__GOAL__.
Reproduce all the lines exactly as they stand, apart from the pictures.

__EXCERPTED RECORDS__.
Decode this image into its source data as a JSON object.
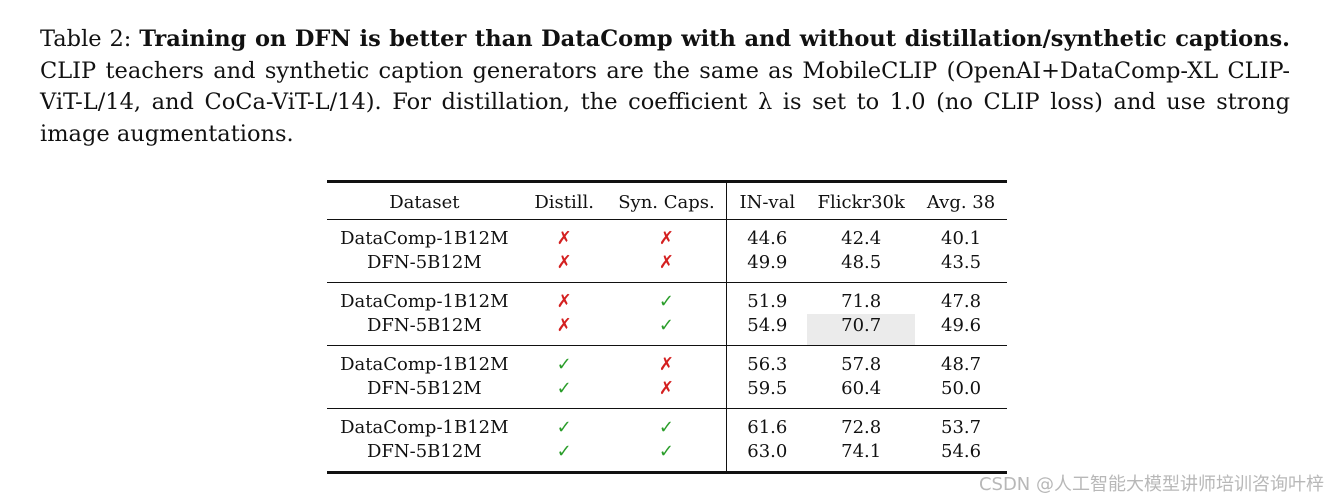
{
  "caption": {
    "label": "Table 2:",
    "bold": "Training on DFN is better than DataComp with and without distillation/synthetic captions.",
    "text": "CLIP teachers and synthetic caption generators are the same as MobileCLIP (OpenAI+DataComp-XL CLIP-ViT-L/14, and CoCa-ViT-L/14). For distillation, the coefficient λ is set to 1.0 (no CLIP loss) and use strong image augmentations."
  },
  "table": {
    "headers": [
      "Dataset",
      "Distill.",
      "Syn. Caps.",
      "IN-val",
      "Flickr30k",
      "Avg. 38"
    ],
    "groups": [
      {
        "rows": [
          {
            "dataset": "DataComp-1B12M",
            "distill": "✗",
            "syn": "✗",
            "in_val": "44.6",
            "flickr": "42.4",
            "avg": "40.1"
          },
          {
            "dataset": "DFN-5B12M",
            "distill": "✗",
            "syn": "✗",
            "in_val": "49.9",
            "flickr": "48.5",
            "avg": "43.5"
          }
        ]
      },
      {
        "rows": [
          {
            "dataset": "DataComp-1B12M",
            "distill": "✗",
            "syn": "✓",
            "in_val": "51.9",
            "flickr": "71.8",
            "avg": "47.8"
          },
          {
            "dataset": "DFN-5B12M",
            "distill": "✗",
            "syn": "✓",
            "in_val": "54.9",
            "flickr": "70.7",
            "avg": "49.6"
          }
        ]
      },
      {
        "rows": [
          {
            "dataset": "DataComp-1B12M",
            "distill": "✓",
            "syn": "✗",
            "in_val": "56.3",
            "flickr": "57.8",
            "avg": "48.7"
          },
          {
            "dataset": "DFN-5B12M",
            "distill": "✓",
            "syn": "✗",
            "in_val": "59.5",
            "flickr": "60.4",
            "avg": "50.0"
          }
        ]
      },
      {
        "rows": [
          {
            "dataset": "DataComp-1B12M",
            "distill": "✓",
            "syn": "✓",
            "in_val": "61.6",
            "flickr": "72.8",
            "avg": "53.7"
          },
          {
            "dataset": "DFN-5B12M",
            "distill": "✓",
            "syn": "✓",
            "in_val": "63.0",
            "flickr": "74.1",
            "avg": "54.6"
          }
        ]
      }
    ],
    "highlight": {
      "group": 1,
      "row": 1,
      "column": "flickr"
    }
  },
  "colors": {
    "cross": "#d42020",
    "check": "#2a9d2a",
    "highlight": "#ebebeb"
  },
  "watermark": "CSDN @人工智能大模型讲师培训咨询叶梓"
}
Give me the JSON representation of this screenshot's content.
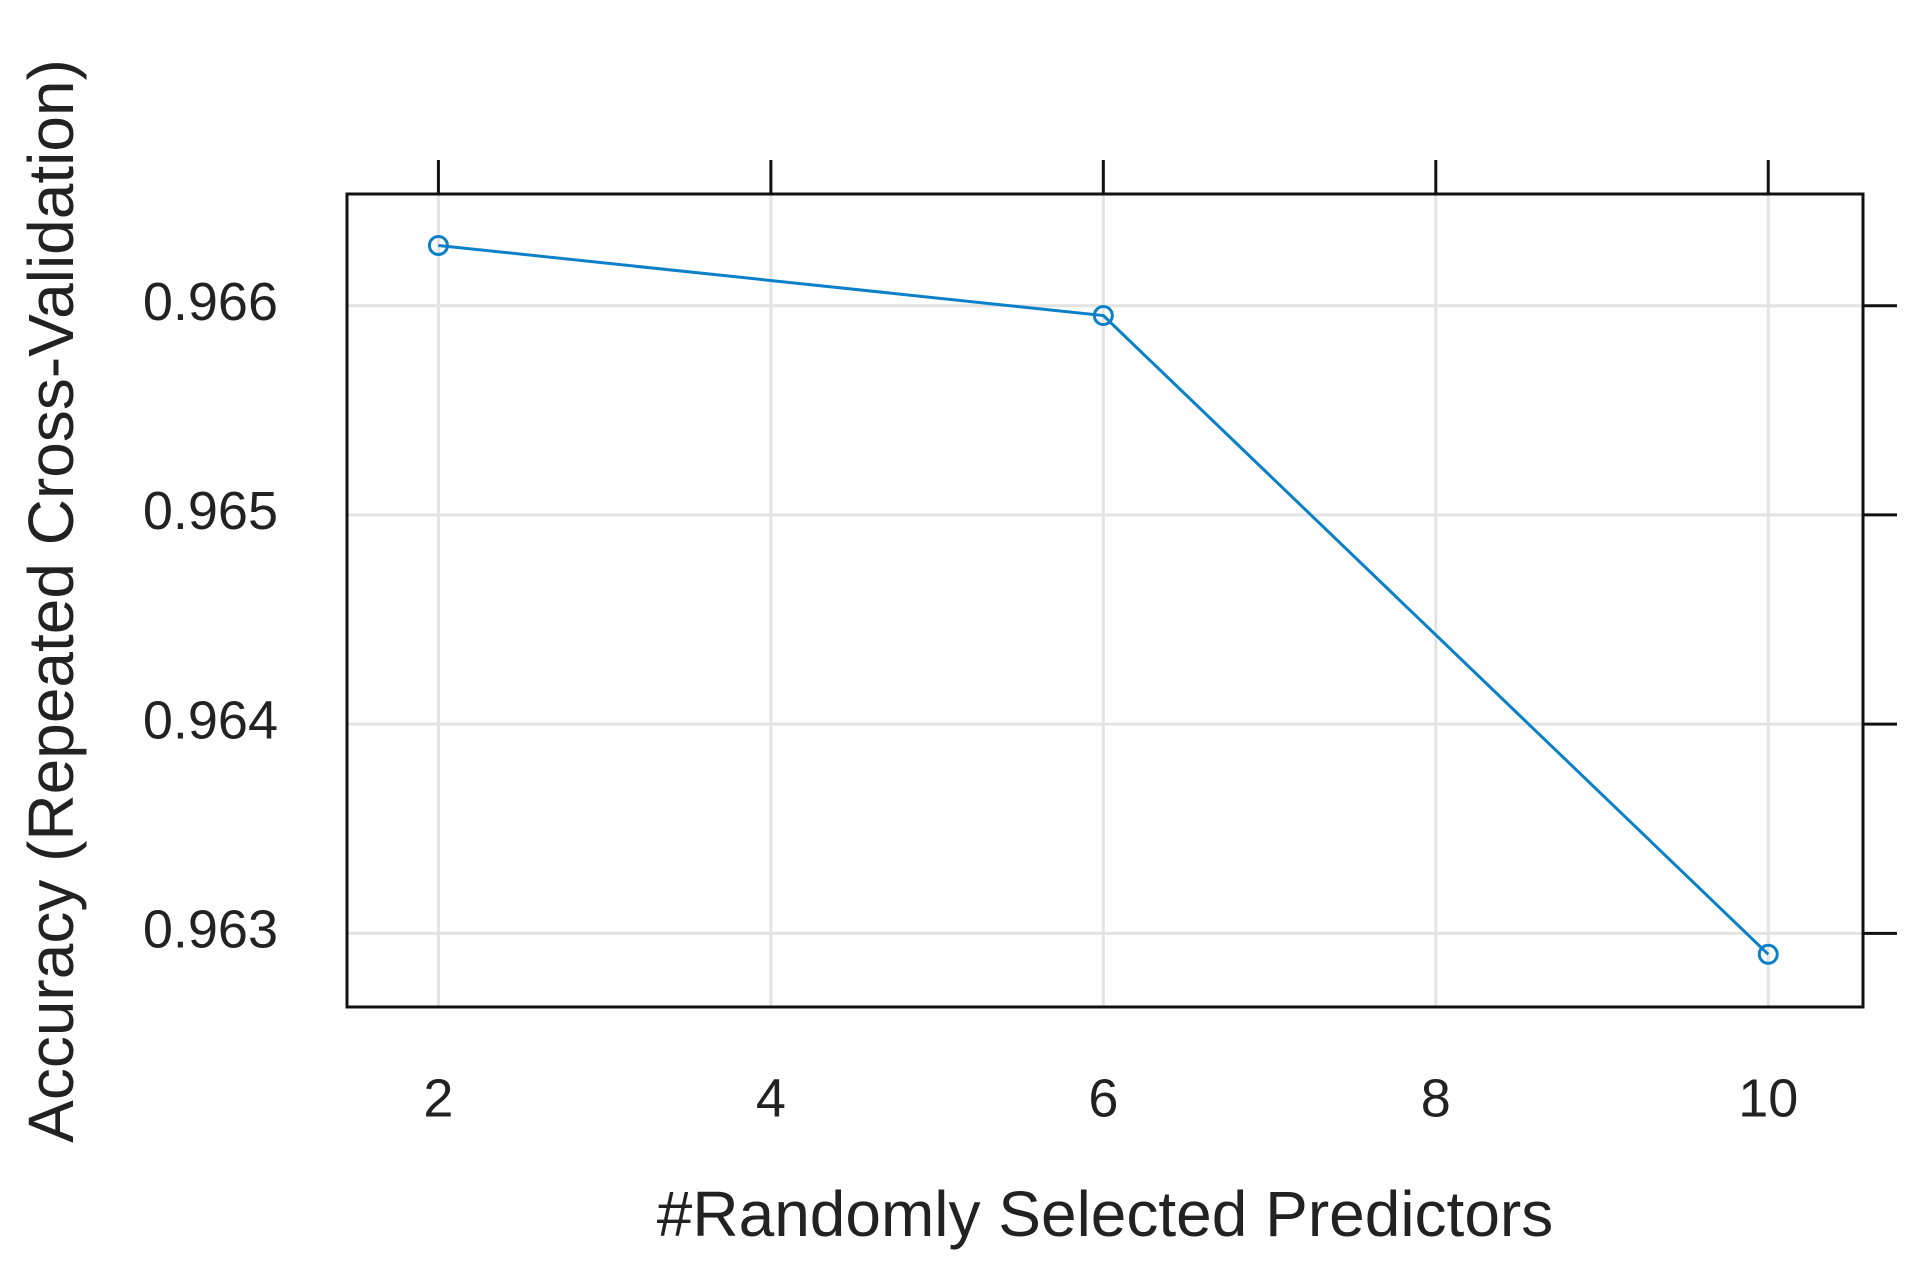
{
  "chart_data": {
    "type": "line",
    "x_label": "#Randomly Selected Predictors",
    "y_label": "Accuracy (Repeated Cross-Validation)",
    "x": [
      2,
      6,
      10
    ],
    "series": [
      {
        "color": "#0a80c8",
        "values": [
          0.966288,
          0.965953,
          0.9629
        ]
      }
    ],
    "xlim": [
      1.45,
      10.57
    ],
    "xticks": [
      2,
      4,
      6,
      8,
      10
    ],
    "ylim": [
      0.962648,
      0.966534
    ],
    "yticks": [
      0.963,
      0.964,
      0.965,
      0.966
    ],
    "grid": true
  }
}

__PROBLEM SOLUTION__.
Decode this image into its source data as a JSON object.
{
  "caption": {
    "label": "Table 2:",
    "bold": "Training on DFN is better than DataComp with and without distillation/synthetic captions.",
    "text": "CLIP teachers and synthetic caption generators are the same as MobileCLIP (OpenAI+DataComp-XL CLIP-ViT-L/14, and CoCa-ViT-L/14). For distillation, the coefficient λ is set to 1.0 (no CLIP loss) and use strong image augmentations."
  },
  "table": {
    "headers": [
      "Dataset",
      "Distill.",
      "Syn. Caps.",
      "IN-val",
      "Flickr30k",
      "Avg. 38"
    ],
    "groups": [
      {
        "rows": [
          {
            "dataset": "DataComp-1B12M",
            "distill": "✗",
            "syn": "✗",
            "in_val": "44.6",
            "flickr": "42.4",
            "avg": "40.1"
          },
          {
            "dataset": "DFN-5B12M",
            "distill": "✗",
            "syn": "✗",
            "in_val": "49.9",
            "flickr": "48.5",
            "avg": "43.5"
          }
        ]
      },
      {
        "rows": [
          {
            "dataset": "DataComp-1B12M",
            "distill": "✗",
            "syn": "✓",
            "in_val": "51.9",
            "flickr": "71.8",
            "avg": "47.8"
          },
          {
            "dataset": "DFN-5B12M",
            "distill": "✗",
            "syn": "✓",
            "in_val": "54.9",
            "flickr": "70.7",
            "avg": "49.6"
          }
        ]
      },
      {
        "rows": [
          {
            "dataset": "DataComp-1B12M",
            "distill": "✓",
            "syn": "✗",
            "in_val": "56.3",
            "flickr": "57.8",
            "avg": "48.7"
          },
          {
            "dataset": "DFN-5B12M",
            "distill": "✓",
            "syn": "✗",
            "in_val": "59.5",
            "flickr": "60.4",
            "avg": "50.0"
          }
        ]
      },
      {
        "rows": [
          {
            "dataset": "DataComp-1B12M",
            "distill": "✓",
            "syn": "✓",
            "in_val": "61.6",
            "flickr": "72.8",
            "avg": "53.7"
          },
          {
            "dataset": "DFN-5B12M",
            "distill": "✓",
            "syn": "✓",
            "in_val": "63.0",
            "flickr": "74.1",
            "avg": "54.6"
          }
        ]
      }
    ],
    "highlight": {
      "group": 1,
      "row": 1,
      "column": "flickr"
    }
  },
  "colors": {
    "cross": "#d42020",
    "check": "#2a9d2a",
    "highlight": "#ebebeb"
  },
  "watermark": "CSDN @人工智能大模型讲师培训咨询叶梓"
}
Give me the JSON representation of this screenshot's content.
{
  "chart_data": {
    "type": "line",
    "x_label": "#Randomly Selected Predictors",
    "y_label": "Accuracy (Repeated Cross-Validation)",
    "x": [
      2,
      6,
      10
    ],
    "series": [
      {
        "color": "#0a80c8",
        "values": [
          0.966288,
          0.965953,
          0.9629
        ]
      }
    ],
    "xlim": [
      1.45,
      10.57
    ],
    "xticks": [
      2,
      4,
      6,
      8,
      10
    ],
    "ylim": [
      0.962648,
      0.966534
    ],
    "yticks": [
      0.963,
      0.964,
      0.965,
      0.966
    ],
    "grid": true
  }
}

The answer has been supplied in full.